:: Entries shown ::
———

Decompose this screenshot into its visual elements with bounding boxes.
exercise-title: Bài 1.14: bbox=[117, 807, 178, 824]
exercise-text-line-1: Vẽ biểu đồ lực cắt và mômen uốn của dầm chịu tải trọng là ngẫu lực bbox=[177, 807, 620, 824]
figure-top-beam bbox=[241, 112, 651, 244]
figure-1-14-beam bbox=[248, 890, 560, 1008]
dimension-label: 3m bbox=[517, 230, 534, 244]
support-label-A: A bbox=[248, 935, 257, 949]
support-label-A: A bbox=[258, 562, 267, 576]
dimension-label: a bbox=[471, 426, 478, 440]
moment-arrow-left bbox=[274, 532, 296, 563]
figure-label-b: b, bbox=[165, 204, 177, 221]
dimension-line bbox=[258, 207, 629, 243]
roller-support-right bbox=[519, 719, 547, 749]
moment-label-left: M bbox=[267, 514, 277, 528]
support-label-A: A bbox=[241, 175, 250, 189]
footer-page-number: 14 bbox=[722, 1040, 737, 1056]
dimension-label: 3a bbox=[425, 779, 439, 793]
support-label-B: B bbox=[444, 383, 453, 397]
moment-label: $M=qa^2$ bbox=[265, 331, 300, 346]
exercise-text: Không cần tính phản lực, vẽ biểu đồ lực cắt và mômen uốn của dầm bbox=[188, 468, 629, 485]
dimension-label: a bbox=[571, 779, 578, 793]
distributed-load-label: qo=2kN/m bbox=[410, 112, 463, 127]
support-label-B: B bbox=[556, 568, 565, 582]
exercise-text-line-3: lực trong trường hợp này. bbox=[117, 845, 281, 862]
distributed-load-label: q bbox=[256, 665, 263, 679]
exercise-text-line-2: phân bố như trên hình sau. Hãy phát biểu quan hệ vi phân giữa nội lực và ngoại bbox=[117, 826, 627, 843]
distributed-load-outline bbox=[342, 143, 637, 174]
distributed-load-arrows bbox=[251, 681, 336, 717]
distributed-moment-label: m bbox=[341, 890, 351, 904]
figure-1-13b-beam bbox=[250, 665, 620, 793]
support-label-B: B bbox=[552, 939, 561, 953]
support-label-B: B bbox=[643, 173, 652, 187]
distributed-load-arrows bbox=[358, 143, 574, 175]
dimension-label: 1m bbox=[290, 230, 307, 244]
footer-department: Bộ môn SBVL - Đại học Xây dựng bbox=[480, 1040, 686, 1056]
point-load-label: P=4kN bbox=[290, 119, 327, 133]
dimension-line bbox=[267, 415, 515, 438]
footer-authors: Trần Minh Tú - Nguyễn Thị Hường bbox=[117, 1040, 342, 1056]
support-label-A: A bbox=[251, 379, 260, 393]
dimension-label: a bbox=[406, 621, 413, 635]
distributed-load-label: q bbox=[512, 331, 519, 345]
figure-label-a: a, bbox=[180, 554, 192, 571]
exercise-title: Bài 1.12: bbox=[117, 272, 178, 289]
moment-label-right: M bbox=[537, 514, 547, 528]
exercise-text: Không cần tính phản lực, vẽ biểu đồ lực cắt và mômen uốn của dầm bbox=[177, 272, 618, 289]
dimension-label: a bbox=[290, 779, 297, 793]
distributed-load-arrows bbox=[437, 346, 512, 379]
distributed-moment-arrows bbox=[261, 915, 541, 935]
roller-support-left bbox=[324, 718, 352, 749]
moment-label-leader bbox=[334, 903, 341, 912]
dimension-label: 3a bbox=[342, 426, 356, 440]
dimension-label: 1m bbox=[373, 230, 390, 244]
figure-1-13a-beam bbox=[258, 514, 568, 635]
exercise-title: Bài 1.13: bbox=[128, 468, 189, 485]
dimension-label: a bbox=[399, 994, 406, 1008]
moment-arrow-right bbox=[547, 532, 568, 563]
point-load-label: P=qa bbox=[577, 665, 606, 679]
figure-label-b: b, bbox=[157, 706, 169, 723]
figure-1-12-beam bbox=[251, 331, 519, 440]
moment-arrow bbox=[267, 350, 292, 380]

———

:: Task ::
Reproduce the listing in full, substituting "size-label" for each occurrence of "dimension-label" and leaving every other character unchanged.

:: Written solution ::
Decompose this screenshot into its visual elements with bounding boxes.
exercise-title: Bài 1.14: bbox=[117, 807, 178, 824]
exercise-text-line-1: Vẽ biểu đồ lực cắt và mômen uốn của dầm chịu tải trọng là ngẫu lực bbox=[177, 807, 620, 824]
figure-top-beam bbox=[241, 112, 651, 244]
figure-1-14-beam bbox=[248, 890, 560, 1008]
size-label: 3m bbox=[517, 230, 534, 244]
support-label-A: A bbox=[248, 935, 257, 949]
support-label-A: A bbox=[258, 562, 267, 576]
size-label: a bbox=[471, 426, 478, 440]
moment-arrow-left bbox=[274, 532, 296, 563]
figure-label-b: b, bbox=[165, 204, 177, 221]
dimension-line bbox=[258, 207, 629, 243]
roller-support-right bbox=[519, 719, 547, 749]
moment-label-left: M bbox=[267, 514, 277, 528]
support-label-A: A bbox=[241, 175, 250, 189]
footer-page-number: 14 bbox=[722, 1040, 737, 1056]
size-label: 3a bbox=[425, 779, 439, 793]
support-label-B: B bbox=[444, 383, 453, 397]
moment-label: $M=qa^2$ bbox=[265, 331, 300, 346]
exercise-text: Không cần tính phản lực, vẽ biểu đồ lực cắt và mômen uốn của dầm bbox=[188, 468, 629, 485]
size-label: a bbox=[571, 779, 578, 793]
distributed-load-label: qo=2kN/m bbox=[410, 112, 463, 127]
support-label-B: B bbox=[556, 568, 565, 582]
exercise-text-line-3: lực trong trường hợp này. bbox=[117, 845, 281, 862]
distributed-load-label: q bbox=[256, 665, 263, 679]
exercise-text-line-2: phân bố như trên hình sau. Hãy phát biểu quan hệ vi phân giữa nội lực và ngoại bbox=[117, 826, 627, 843]
distributed-load-outline bbox=[342, 143, 637, 174]
distributed-load-arrows bbox=[251, 681, 336, 717]
distributed-moment-label: m bbox=[341, 890, 351, 904]
figure-1-13b-beam bbox=[250, 665, 620, 793]
support-label-B: B bbox=[552, 939, 561, 953]
support-label-B: B bbox=[643, 173, 652, 187]
distributed-load-arrows bbox=[358, 143, 574, 175]
size-label: 1m bbox=[290, 230, 307, 244]
footer-department: Bộ môn SBVL - Đại học Xây dựng bbox=[480, 1040, 686, 1056]
point-load-label: P=4kN bbox=[290, 119, 327, 133]
dimension-line bbox=[267, 415, 515, 438]
footer-authors: Trần Minh Tú - Nguyễn Thị Hường bbox=[117, 1040, 342, 1056]
support-label-A: A bbox=[251, 379, 260, 393]
size-label: a bbox=[406, 621, 413, 635]
distributed-load-label: q bbox=[512, 331, 519, 345]
figure-label-a: a, bbox=[180, 554, 192, 571]
exercise-title: Bài 1.12: bbox=[117, 272, 178, 289]
moment-label-right: M bbox=[537, 514, 547, 528]
exercise-text: Không cần tính phản lực, vẽ biểu đồ lực cắt và mômen uốn của dầm bbox=[177, 272, 618, 289]
size-label: a bbox=[290, 779, 297, 793]
distributed-load-arrows bbox=[437, 346, 512, 379]
distributed-moment-arrows bbox=[261, 915, 541, 935]
roller-support-left bbox=[324, 718, 352, 749]
moment-label-leader bbox=[334, 903, 341, 912]
size-label: 3a bbox=[342, 426, 356, 440]
size-label: 1m bbox=[373, 230, 390, 244]
figure-1-13a-beam bbox=[258, 514, 568, 635]
exercise-title: Bài 1.13: bbox=[128, 468, 189, 485]
size-label: a bbox=[399, 994, 406, 1008]
moment-arrow-right bbox=[547, 532, 568, 563]
point-load-label: P=qa bbox=[577, 665, 606, 679]
figure-label-b: b, bbox=[157, 706, 169, 723]
figure-1-12-beam bbox=[251, 331, 519, 440]
moment-arrow bbox=[267, 350, 292, 380]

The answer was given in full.